▶ Extracted data
■ ■ ■ ■ ■

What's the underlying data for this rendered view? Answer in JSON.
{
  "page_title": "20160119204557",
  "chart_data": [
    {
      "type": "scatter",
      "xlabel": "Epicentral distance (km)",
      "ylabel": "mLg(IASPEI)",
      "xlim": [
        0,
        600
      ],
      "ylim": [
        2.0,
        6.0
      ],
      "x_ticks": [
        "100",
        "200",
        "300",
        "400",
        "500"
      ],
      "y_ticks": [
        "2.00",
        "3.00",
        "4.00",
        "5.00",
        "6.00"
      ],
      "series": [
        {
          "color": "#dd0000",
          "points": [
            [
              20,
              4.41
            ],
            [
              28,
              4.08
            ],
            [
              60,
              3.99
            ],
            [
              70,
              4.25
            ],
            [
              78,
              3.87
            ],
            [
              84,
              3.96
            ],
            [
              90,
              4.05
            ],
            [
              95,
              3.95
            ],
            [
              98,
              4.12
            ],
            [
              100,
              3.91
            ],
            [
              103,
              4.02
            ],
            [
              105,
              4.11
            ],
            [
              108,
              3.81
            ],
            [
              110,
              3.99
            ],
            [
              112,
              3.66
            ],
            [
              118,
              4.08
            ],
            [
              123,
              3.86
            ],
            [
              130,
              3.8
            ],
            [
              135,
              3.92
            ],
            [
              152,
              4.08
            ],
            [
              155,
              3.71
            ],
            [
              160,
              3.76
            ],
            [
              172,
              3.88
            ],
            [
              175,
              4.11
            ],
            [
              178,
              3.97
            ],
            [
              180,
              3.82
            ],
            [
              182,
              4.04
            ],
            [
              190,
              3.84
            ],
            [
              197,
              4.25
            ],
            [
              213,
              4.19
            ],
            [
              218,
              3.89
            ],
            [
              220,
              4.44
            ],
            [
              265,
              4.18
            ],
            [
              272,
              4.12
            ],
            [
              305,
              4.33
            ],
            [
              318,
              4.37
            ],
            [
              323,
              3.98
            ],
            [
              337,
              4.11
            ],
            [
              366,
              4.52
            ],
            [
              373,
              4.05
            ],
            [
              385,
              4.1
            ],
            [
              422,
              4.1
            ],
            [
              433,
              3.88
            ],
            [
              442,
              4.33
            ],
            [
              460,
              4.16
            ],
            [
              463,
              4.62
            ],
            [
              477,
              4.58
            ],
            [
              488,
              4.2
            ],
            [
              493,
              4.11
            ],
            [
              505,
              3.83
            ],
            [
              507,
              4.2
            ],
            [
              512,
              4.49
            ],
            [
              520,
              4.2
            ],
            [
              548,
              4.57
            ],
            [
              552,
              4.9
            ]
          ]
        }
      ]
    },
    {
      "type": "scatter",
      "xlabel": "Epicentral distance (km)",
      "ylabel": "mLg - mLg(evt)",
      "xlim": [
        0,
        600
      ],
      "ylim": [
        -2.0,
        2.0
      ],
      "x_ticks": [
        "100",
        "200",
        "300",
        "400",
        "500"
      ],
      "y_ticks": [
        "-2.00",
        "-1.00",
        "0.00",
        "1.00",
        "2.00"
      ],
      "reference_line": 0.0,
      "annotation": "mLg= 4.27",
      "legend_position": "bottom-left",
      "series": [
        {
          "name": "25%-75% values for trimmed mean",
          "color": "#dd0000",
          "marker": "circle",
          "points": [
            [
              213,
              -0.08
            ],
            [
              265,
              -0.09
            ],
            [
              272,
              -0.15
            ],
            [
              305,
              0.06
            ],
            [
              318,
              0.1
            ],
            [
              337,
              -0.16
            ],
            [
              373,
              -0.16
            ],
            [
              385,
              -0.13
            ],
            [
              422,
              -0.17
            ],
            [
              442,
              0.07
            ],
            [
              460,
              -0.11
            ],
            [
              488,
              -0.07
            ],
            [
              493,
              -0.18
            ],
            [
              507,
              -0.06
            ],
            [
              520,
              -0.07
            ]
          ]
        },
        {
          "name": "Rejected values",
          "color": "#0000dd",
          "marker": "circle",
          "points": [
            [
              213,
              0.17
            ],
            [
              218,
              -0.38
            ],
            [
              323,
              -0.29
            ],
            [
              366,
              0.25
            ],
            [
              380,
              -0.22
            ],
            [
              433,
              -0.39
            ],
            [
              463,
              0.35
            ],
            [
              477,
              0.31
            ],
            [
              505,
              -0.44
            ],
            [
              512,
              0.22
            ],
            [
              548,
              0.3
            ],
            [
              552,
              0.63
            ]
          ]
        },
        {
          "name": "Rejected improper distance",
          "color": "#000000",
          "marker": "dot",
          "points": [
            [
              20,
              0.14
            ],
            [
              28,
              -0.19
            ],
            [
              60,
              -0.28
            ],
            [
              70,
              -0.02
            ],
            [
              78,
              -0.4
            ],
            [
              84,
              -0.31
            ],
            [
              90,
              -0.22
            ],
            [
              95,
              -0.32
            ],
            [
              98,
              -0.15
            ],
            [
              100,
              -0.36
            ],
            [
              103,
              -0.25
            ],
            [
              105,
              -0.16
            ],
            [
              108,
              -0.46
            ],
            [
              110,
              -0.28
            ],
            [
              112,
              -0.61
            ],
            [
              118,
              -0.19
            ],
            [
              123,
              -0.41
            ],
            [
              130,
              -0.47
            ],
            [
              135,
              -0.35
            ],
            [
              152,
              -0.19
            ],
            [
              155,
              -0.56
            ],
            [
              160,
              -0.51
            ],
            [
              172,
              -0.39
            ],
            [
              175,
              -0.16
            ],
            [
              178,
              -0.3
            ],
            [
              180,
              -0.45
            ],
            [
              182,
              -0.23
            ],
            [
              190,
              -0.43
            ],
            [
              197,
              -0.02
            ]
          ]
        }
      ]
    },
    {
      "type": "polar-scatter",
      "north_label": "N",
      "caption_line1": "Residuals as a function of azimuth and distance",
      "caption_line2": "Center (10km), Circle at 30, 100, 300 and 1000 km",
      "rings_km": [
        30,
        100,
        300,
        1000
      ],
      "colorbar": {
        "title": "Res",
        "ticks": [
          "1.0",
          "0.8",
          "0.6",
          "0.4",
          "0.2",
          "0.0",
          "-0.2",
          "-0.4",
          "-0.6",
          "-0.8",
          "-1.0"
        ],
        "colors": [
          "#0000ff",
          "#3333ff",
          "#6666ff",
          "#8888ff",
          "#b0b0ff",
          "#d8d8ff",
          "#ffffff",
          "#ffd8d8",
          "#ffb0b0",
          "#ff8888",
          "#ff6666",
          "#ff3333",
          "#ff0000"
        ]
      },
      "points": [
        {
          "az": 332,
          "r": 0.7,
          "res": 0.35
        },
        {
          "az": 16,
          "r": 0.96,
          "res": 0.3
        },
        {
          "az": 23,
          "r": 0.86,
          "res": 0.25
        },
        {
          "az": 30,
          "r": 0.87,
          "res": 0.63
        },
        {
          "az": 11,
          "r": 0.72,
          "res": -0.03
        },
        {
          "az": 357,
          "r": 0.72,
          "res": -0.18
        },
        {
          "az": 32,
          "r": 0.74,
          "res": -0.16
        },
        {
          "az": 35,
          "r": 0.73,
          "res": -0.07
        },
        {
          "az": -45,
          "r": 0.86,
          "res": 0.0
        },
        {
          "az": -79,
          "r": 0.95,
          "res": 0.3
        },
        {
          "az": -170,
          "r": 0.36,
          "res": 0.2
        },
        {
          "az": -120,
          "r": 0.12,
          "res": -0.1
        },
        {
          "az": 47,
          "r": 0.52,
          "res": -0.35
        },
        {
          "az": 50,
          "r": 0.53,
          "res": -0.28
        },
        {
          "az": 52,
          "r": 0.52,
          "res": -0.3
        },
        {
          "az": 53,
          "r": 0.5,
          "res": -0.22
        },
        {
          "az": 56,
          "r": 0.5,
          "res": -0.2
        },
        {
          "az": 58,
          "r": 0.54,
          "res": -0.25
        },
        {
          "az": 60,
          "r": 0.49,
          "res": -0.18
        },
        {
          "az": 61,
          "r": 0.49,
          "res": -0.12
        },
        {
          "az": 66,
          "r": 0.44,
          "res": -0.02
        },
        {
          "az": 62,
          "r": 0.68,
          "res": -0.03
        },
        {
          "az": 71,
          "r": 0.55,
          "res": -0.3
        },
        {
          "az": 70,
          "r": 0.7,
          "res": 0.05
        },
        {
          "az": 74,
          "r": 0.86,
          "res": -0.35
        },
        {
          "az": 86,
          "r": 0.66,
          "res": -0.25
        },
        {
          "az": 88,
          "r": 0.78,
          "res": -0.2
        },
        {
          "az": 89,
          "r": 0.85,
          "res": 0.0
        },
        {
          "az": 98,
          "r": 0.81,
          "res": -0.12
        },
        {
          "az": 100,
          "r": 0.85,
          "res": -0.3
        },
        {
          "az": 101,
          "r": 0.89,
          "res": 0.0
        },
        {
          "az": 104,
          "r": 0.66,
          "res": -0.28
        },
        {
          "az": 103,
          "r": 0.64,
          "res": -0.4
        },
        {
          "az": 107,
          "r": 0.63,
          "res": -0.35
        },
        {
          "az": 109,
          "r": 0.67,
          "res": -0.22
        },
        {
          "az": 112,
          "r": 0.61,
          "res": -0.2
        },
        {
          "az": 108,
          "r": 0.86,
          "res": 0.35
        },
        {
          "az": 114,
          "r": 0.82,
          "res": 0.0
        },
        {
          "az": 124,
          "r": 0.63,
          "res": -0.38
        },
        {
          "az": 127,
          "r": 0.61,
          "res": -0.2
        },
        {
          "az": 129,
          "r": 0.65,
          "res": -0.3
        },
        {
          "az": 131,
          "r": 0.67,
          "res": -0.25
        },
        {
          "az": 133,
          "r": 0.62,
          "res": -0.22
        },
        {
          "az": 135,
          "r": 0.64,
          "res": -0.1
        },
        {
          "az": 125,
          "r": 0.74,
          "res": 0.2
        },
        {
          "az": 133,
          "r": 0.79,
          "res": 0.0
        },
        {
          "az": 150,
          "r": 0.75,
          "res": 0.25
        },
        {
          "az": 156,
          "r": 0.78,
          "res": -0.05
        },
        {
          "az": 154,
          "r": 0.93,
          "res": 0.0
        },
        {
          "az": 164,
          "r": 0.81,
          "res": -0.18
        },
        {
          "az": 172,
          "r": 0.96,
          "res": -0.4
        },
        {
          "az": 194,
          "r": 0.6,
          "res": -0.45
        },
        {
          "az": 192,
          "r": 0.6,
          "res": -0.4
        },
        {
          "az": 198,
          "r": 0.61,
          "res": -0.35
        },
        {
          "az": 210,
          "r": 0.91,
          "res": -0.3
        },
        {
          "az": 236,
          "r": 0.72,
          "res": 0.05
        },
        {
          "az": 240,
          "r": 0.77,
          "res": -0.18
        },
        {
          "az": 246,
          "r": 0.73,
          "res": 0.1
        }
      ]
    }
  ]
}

■ ■ ■ ■ ■

▶ Task goal
Locate the word "ylabel" in the data above. Copy every line carrying it.

▶ Complete output
      "ylabel": "mLg(IASPEI)",
      "ylabel": "mLg - mLg(evt)",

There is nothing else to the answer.